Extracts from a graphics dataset

▽

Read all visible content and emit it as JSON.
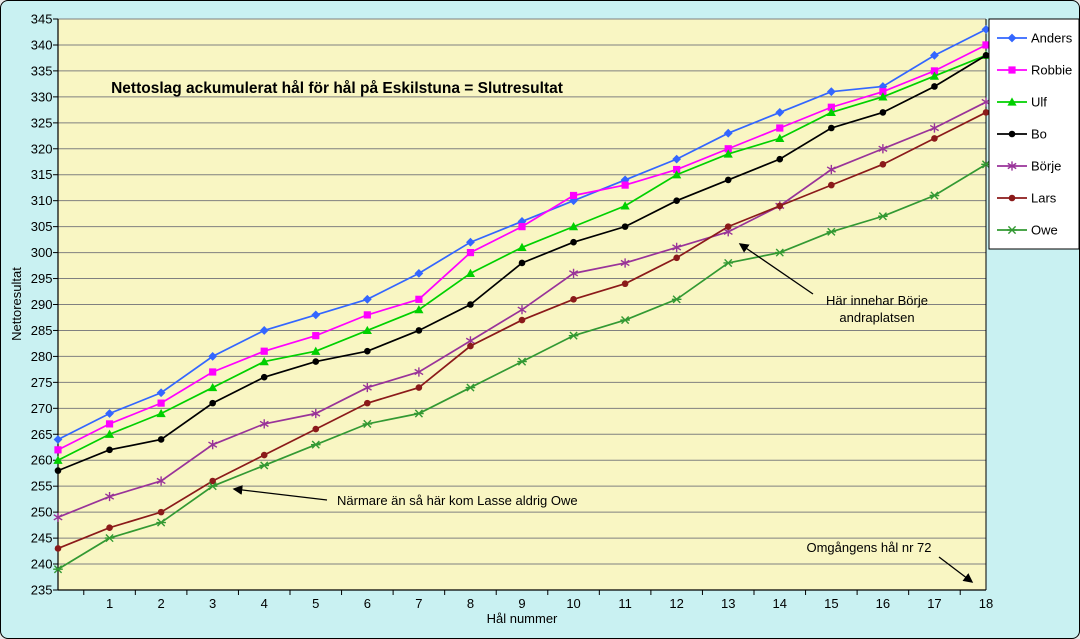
{
  "colors": {
    "frame_background": "#C9F1F2",
    "plot_background": "#F9F6C3",
    "gridline": "#808080",
    "axis": "#000000",
    "legend_background": "#FFFFFF",
    "legend_border": "#000000"
  },
  "chart_data": {
    "type": "line",
    "title": "Nettoslag ackumulerat hål för hål på Eskilstuna = Slutresultat",
    "xlabel": "Hål nummer",
    "ylabel": "Nettoresultat",
    "ylim": [
      235,
      345
    ],
    "ytick_step": 5,
    "grid": true,
    "legend_position": "right",
    "x": [
      0,
      1,
      2,
      3,
      4,
      5,
      6,
      7,
      8,
      9,
      10,
      11,
      12,
      13,
      14,
      15,
      16,
      17,
      18
    ],
    "x_tick_labels": [
      "1",
      "2",
      "3",
      "4",
      "5",
      "6",
      "7",
      "8",
      "9",
      "10",
      "11",
      "12",
      "13",
      "14",
      "15",
      "16",
      "17",
      "18"
    ],
    "y_tick_labels": [
      "345",
      "340",
      "335",
      "330",
      "325",
      "320",
      "315",
      "310",
      "305",
      "300",
      "295",
      "290",
      "285",
      "280",
      "275",
      "270",
      "265",
      "260",
      "255",
      "250",
      "245",
      "240",
      "235"
    ],
    "series": [
      {
        "name": "Anders",
        "color": "#3366FF",
        "marker": "diamond",
        "values": [
          264,
          269,
          273,
          280,
          285,
          288,
          291,
          296,
          302,
          306,
          310,
          314,
          318,
          323,
          327,
          331,
          332,
          338,
          343
        ]
      },
      {
        "name": "Robbie",
        "color": "#FF00FF",
        "marker": "square",
        "values": [
          262,
          267,
          271,
          277,
          281,
          284,
          288,
          291,
          300,
          305,
          311,
          313,
          316,
          320,
          324,
          328,
          331,
          335,
          340
        ]
      },
      {
        "name": "Ulf",
        "color": "#00D000",
        "marker": "triangle",
        "values": [
          260,
          265,
          269,
          274,
          279,
          281,
          285,
          289,
          296,
          301,
          305,
          309,
          315,
          319,
          322,
          327,
          330,
          334,
          338
        ]
      },
      {
        "name": "Bo",
        "color": "#000000",
        "marker": "circle",
        "values": [
          258,
          262,
          264,
          271,
          276,
          279,
          281,
          285,
          290,
          298,
          302,
          305,
          310,
          314,
          318,
          324,
          327,
          332,
          338
        ]
      },
      {
        "name": "Börje",
        "color": "#993399",
        "marker": "star",
        "values": [
          249,
          253,
          256,
          263,
          267,
          269,
          274,
          277,
          283,
          289,
          296,
          298,
          301,
          304,
          309,
          316,
          320,
          324,
          329
        ]
      },
      {
        "name": "Lars",
        "color": "#8B1A1A",
        "marker": "circle",
        "values": [
          243,
          247,
          250,
          256,
          261,
          266,
          271,
          274,
          282,
          287,
          291,
          294,
          299,
          305,
          309,
          313,
          317,
          322,
          327
        ]
      },
      {
        "name": "Owe",
        "color": "#339933",
        "marker": "xstar",
        "values": [
          239,
          245,
          248,
          255,
          259,
          263,
          267,
          269,
          274,
          279,
          284,
          287,
          291,
          298,
          300,
          304,
          307,
          311,
          317
        ]
      }
    ],
    "annotations": [
      {
        "text": "Närmare än så här kom Lasse aldrig Owe"
      },
      {
        "line1": "Här innehar Börje",
        "line2": "andraplatsen"
      },
      {
        "text": "Omgångens hål nr 72"
      }
    ]
  }
}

△

**Written exercise**
In the data above, how many lines contain the string "name"? Answer with the number only.

**Solved problem**
7